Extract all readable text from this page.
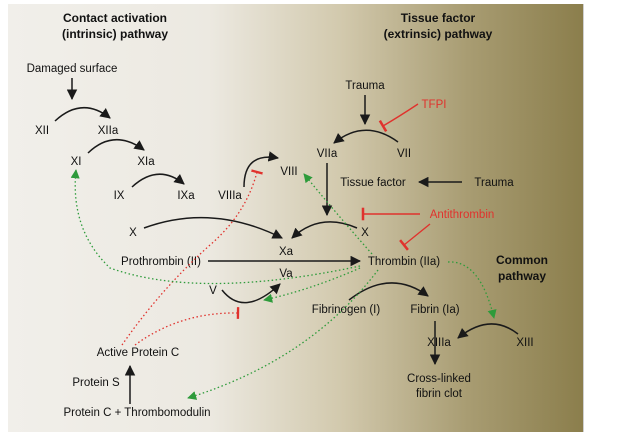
Contact activation
(intrinsic) pathway
Tissue factor
(extrinsic) pathway
Common
pathway
Damaged surface
XII	XIIa
XI	XIa
IX	IXa VIIIa
VIII
X
Xa
Va
V
Prothrombin (II)	Thrombin (IIa)
Trauma
TFPI
VIIa	VII
Tissue factor	Trauma
Antithrombin
X
Fibrinogen (I)	Fibrin (Ia)
XIIIa	XIII
Cross-linked
fibrin clot
Active Protein C
Protein S
Protein C + Thrombomodulin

────────────────────────────────────────

» **ACTIVITY**: Your answer should be each line of the data that contains the word "Protein", copied as it stands.

» **YOUR RESPONSE**:
Active Protein C
Protein S
Protein C + Thrombomodulin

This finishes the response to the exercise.